[Figure dataset records]
=-=-=-=-=
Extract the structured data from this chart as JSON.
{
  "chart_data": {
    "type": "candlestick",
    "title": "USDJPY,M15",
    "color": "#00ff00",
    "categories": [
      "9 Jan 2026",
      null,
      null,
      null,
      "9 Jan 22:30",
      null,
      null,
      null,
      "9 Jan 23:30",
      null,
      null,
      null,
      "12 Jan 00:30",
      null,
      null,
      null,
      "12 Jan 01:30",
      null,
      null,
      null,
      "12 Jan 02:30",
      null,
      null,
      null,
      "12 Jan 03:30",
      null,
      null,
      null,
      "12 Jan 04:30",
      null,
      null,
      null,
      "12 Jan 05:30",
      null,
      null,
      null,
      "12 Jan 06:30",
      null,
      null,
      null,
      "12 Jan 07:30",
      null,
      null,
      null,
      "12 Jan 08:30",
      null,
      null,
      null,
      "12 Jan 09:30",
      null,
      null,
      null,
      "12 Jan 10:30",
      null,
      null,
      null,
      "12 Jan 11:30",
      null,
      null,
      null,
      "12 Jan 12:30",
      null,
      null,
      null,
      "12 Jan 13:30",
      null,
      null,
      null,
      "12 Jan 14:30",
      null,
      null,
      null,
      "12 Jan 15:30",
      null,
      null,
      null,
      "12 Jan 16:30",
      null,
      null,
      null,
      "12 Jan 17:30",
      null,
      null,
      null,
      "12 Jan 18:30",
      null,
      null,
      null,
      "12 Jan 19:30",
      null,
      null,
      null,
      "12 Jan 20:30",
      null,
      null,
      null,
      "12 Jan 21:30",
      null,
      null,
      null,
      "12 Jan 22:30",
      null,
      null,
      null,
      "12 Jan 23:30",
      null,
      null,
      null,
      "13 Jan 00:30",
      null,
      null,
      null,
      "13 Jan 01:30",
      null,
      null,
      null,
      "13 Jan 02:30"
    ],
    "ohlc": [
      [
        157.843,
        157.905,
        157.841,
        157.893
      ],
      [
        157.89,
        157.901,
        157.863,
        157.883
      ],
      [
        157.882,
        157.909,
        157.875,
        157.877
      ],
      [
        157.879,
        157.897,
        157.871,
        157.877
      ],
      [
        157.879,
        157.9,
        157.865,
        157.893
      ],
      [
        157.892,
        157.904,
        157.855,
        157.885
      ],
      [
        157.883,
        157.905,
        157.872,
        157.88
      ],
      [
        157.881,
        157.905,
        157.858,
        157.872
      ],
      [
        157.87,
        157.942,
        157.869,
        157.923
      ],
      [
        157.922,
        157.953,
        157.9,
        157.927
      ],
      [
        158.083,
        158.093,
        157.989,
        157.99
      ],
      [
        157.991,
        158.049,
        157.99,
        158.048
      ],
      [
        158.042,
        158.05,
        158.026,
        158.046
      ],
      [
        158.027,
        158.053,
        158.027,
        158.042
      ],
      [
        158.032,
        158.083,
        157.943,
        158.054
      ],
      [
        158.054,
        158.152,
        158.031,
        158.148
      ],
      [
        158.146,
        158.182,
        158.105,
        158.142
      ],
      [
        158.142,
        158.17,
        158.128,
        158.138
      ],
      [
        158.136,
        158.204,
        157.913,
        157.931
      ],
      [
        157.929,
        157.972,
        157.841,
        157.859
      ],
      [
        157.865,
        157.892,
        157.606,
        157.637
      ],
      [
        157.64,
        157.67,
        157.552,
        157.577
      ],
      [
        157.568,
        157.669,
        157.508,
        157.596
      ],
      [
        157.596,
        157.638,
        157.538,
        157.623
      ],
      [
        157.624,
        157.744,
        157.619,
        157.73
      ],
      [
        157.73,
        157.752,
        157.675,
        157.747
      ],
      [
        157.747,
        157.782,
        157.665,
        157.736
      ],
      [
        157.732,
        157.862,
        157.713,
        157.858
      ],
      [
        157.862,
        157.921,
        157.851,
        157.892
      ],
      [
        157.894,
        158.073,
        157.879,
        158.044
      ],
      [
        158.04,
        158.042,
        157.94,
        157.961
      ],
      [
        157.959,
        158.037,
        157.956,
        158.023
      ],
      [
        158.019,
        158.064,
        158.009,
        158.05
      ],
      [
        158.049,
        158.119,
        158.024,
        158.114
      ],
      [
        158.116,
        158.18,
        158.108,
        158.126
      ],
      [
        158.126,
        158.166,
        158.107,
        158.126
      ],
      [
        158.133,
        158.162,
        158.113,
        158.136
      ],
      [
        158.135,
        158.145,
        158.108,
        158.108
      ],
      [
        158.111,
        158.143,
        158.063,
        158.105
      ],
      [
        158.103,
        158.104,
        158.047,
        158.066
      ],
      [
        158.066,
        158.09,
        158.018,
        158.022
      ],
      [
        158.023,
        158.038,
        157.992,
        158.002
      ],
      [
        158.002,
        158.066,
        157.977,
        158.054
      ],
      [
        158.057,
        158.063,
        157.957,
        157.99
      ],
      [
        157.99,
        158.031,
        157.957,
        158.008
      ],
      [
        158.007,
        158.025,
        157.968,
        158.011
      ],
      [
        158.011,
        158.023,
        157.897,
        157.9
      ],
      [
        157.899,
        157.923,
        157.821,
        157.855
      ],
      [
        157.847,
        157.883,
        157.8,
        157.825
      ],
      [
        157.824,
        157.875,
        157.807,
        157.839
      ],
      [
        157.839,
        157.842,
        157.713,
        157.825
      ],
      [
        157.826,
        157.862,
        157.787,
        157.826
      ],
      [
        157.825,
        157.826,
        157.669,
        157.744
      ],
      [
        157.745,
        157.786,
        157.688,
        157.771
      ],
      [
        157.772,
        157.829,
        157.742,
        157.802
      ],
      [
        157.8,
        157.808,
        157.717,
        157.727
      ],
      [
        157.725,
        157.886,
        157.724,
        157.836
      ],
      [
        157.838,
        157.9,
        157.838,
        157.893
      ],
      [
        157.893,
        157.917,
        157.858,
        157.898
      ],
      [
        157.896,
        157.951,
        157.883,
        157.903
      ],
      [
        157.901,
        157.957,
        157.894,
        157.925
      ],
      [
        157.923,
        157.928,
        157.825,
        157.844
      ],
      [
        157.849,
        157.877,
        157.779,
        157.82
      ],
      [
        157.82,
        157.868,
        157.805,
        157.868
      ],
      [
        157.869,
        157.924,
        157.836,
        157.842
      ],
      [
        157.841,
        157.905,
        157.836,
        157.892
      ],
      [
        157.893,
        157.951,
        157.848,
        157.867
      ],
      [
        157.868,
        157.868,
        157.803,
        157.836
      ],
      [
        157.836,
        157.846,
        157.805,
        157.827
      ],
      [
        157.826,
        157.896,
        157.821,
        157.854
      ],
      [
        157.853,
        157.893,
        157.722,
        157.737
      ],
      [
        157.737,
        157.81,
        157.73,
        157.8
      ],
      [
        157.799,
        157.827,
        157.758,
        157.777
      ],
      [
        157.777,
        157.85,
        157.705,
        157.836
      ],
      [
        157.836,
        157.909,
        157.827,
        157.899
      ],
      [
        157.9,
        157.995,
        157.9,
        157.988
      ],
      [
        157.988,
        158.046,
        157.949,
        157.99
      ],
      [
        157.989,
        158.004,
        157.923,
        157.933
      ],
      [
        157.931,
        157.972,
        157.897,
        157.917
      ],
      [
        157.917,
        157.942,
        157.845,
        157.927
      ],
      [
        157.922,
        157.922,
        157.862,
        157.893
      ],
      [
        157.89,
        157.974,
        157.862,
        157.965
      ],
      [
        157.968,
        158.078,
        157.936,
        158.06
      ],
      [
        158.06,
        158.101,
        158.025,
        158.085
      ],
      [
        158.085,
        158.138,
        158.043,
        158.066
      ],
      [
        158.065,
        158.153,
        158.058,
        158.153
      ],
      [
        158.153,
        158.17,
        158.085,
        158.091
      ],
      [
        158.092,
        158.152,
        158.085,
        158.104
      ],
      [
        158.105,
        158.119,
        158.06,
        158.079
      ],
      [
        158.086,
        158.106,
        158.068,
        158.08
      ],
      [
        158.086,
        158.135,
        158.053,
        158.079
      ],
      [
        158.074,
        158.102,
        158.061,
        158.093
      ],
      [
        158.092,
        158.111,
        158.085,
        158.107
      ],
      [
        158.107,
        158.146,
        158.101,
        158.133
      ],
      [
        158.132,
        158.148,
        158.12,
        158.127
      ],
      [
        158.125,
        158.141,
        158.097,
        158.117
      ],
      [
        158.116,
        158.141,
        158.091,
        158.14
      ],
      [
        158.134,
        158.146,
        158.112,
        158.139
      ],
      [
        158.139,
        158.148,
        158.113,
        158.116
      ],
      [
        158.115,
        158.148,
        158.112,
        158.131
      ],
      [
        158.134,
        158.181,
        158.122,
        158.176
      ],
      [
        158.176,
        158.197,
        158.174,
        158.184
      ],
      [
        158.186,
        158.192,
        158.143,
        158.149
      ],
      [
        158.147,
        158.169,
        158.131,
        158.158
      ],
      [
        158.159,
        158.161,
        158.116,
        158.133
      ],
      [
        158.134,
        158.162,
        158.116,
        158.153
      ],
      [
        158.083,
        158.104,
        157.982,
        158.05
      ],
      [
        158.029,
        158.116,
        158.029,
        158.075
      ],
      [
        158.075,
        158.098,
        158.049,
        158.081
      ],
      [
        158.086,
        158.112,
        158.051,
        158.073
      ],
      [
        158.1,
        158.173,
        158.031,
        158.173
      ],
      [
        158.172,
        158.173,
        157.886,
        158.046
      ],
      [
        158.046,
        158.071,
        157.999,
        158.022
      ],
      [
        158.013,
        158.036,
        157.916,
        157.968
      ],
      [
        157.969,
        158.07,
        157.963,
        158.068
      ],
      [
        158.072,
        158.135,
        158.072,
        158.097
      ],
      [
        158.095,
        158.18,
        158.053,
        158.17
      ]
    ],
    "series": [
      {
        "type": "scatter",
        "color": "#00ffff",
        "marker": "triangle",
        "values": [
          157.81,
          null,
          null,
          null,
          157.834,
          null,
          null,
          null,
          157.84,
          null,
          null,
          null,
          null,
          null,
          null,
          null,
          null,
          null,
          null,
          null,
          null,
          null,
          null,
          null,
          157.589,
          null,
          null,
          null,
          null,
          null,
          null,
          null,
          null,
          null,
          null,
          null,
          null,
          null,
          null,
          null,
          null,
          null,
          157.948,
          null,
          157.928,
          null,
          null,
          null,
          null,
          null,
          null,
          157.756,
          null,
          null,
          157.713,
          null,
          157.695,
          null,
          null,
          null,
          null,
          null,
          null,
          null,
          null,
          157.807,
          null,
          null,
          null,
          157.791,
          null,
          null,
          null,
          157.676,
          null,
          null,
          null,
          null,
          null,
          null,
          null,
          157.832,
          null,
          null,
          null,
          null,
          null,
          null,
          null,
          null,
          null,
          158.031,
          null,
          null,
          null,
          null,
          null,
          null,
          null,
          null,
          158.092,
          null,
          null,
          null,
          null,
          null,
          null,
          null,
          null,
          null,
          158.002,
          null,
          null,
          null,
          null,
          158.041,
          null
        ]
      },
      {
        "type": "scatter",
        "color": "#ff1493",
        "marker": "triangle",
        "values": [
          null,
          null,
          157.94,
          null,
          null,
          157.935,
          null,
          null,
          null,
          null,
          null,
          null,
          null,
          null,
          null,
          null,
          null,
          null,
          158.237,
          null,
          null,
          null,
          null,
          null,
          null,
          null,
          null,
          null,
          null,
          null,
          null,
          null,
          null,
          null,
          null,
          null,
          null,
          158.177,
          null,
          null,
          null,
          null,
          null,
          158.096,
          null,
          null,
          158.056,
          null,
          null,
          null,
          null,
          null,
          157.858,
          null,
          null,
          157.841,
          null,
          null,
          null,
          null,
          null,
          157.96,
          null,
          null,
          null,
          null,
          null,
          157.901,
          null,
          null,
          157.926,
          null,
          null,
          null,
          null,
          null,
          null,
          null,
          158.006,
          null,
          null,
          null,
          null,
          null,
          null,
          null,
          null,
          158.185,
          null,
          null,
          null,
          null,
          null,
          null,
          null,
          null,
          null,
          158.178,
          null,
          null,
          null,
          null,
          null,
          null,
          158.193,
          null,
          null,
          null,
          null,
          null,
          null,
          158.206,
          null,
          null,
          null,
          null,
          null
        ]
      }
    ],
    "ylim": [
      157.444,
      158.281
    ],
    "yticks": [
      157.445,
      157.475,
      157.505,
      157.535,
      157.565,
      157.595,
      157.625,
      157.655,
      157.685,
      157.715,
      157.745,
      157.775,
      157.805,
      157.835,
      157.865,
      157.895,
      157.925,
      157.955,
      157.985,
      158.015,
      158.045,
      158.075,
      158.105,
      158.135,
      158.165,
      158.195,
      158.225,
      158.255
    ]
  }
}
=-=-=-=-=
- Work to be completed
Extract every line containing the string "color" from the data above.

- Task solution
    "color": "#00ff00",
        "color": "#00ffff",
        "color": "#ff1493",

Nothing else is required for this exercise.